_Stated exercise_
Show every line in the records below that contains the word "pedir".

_Records supplied_
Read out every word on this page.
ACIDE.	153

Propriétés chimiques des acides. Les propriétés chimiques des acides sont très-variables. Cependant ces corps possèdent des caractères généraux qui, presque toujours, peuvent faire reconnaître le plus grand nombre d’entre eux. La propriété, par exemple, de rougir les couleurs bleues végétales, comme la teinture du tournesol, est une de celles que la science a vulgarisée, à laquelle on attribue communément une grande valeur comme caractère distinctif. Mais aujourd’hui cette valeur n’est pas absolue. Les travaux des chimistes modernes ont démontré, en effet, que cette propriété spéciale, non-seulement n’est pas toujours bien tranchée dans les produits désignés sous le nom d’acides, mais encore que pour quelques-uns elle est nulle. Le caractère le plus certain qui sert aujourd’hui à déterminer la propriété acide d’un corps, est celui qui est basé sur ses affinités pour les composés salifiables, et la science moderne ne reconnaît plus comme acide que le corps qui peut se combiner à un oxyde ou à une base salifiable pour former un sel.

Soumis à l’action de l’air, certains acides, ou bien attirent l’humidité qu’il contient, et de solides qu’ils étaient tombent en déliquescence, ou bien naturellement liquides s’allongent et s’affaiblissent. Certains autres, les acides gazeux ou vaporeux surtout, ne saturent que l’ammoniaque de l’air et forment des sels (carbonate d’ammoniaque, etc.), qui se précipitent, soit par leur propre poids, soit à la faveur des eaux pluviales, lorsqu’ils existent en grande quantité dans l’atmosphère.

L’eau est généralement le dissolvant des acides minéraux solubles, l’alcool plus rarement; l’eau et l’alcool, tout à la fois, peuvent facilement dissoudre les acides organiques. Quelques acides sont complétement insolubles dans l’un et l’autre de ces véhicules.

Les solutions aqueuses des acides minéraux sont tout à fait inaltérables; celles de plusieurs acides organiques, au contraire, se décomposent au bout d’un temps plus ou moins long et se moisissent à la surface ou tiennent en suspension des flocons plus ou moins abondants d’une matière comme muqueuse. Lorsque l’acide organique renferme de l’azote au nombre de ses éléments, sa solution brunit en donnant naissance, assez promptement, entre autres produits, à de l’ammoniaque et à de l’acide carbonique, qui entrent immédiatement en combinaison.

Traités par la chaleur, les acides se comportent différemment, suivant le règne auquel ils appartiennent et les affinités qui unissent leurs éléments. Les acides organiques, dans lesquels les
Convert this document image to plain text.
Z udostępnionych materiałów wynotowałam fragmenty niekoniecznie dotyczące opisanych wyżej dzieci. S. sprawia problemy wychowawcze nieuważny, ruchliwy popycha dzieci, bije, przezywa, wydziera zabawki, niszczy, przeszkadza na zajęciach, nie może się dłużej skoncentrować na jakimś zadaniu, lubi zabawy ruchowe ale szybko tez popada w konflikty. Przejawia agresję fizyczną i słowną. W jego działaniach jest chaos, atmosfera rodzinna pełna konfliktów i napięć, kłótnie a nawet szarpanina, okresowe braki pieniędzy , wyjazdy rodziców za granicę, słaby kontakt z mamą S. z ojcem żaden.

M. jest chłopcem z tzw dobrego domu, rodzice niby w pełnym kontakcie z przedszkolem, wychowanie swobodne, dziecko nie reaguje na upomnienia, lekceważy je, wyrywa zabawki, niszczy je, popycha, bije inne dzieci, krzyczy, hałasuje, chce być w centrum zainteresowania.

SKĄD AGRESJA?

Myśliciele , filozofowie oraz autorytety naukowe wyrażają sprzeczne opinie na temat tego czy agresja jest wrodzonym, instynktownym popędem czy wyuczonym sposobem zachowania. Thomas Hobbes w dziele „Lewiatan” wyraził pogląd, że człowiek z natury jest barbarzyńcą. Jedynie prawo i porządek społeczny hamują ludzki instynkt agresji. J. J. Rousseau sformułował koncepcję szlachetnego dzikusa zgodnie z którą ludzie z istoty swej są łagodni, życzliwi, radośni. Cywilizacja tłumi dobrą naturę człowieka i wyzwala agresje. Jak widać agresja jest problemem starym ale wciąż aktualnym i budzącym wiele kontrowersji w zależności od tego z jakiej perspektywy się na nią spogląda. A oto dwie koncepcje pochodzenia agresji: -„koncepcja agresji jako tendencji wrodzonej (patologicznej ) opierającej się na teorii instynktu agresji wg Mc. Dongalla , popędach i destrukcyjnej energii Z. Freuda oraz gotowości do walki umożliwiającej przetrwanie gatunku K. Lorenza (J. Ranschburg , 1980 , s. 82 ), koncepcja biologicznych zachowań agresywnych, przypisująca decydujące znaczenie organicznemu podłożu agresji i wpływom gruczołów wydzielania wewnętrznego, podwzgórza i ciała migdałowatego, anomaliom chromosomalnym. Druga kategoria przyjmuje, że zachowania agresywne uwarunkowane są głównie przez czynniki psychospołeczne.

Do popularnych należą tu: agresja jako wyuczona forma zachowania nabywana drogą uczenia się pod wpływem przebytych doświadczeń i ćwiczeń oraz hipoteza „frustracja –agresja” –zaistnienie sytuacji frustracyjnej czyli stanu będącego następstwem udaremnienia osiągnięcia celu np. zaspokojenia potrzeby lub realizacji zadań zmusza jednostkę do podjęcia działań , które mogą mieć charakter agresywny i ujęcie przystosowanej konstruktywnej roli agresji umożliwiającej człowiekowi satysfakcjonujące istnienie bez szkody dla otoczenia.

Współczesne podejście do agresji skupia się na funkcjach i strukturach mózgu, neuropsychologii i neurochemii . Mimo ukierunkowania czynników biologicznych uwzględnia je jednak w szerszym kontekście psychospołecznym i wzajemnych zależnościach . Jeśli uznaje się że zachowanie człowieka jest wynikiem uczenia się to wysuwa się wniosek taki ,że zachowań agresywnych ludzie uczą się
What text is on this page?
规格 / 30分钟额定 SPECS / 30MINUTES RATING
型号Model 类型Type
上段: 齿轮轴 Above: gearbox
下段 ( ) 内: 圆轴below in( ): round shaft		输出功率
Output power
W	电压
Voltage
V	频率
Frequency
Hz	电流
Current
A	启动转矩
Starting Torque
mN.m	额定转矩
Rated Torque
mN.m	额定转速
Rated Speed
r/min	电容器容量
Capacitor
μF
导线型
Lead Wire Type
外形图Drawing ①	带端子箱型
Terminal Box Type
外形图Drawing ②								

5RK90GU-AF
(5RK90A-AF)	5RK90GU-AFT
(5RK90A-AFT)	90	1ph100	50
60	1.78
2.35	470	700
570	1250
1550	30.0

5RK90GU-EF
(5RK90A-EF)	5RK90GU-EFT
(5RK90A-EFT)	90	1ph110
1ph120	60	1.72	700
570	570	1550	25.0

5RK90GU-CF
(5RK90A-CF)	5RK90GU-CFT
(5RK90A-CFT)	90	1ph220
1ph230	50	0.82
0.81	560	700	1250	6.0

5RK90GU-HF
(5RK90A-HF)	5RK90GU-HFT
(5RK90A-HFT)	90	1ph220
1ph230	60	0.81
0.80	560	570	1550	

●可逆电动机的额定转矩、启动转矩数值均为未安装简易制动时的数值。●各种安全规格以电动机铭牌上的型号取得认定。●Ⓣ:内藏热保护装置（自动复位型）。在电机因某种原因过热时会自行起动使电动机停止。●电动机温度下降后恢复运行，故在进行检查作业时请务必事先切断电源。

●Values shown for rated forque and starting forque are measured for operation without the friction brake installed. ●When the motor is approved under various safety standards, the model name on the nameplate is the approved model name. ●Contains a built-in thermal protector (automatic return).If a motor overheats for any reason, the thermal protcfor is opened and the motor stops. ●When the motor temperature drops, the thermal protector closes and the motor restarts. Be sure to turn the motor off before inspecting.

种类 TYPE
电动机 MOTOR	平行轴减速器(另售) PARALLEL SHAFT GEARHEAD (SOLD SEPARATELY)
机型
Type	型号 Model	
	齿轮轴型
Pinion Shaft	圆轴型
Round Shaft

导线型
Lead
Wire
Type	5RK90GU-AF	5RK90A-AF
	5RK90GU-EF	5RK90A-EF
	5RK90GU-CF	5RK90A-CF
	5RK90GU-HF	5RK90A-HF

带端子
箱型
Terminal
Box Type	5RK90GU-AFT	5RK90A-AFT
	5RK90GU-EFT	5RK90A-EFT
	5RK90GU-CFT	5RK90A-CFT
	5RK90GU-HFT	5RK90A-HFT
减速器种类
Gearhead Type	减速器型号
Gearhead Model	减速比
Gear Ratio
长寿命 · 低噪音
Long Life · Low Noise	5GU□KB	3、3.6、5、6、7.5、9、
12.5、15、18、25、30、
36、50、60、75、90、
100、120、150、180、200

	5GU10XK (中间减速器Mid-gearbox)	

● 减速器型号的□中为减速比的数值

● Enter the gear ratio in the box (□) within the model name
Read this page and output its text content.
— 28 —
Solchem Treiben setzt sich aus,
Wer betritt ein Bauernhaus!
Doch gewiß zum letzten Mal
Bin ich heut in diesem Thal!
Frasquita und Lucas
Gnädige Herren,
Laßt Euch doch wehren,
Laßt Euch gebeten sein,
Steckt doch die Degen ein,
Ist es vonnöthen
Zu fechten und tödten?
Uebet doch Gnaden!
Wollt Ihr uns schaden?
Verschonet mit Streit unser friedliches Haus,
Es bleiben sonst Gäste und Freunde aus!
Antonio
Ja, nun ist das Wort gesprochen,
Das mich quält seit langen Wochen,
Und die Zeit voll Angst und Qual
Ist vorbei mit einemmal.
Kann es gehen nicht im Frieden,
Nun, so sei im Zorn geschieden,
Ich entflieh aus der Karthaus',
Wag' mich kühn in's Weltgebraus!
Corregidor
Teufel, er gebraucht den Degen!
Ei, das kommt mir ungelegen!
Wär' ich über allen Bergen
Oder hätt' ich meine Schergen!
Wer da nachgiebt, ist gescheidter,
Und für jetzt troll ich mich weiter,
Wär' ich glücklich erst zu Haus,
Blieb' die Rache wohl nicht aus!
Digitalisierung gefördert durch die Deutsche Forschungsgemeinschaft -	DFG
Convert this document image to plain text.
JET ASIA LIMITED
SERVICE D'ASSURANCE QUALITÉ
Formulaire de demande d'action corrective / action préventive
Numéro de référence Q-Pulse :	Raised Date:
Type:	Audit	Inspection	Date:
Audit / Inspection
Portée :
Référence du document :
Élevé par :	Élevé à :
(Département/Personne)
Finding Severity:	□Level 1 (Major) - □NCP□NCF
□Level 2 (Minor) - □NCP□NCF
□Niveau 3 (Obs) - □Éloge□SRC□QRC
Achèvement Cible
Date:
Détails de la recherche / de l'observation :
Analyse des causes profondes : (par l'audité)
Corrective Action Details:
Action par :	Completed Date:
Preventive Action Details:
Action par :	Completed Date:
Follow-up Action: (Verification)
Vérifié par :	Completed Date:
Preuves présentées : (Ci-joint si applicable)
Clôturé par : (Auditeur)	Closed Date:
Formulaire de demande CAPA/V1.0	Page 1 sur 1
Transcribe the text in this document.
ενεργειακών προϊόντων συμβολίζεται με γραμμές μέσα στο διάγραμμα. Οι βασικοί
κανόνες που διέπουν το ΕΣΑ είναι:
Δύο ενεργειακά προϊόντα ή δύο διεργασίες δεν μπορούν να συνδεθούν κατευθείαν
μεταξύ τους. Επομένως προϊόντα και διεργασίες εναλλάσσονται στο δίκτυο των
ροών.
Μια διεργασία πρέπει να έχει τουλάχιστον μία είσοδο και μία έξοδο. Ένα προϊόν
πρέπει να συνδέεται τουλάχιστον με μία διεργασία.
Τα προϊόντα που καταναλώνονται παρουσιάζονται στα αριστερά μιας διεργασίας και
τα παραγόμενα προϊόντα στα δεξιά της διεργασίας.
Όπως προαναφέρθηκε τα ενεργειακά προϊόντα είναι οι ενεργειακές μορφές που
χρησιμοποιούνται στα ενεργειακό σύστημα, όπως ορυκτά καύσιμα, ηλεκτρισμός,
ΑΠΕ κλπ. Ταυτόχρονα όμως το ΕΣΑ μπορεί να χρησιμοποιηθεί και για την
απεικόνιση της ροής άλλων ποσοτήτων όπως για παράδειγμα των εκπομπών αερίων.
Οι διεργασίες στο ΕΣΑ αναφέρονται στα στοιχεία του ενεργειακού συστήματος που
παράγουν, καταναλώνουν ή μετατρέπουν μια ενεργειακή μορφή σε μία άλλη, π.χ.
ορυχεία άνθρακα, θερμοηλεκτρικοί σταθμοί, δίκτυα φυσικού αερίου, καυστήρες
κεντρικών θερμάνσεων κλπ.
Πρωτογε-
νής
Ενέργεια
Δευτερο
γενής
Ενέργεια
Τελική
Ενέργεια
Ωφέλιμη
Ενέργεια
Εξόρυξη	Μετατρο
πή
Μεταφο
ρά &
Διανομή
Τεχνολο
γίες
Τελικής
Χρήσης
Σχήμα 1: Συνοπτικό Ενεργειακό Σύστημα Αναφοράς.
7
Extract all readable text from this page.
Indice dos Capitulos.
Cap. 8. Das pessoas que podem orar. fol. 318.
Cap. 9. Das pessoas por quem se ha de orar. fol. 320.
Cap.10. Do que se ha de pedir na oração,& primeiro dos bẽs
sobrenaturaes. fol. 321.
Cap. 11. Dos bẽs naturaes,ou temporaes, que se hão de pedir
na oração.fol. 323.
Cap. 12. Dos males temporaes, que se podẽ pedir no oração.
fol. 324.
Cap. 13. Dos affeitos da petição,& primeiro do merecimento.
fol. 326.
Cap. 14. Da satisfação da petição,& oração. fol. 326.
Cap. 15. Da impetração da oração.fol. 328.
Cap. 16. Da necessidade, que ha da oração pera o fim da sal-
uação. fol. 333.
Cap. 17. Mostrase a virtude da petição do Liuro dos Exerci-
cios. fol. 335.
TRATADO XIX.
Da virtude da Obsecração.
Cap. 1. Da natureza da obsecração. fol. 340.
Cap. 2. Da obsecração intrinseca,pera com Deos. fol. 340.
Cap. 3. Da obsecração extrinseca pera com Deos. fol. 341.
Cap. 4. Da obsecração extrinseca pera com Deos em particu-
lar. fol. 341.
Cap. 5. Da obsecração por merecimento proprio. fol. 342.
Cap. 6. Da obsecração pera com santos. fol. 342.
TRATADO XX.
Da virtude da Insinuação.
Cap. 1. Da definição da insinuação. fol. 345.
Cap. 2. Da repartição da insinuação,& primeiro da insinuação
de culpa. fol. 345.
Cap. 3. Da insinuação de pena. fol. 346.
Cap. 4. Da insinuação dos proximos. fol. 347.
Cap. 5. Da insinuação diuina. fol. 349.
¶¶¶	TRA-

_Task response_
Cap.10. Do que se ha de pedir na oração,& primeiro dos bẽs
Cap. 11. Dos bẽs naturaes,ou temporaes, que se hão de pedir
Cap. 12. Dos males temporaes, que se podẽ pedir no oração.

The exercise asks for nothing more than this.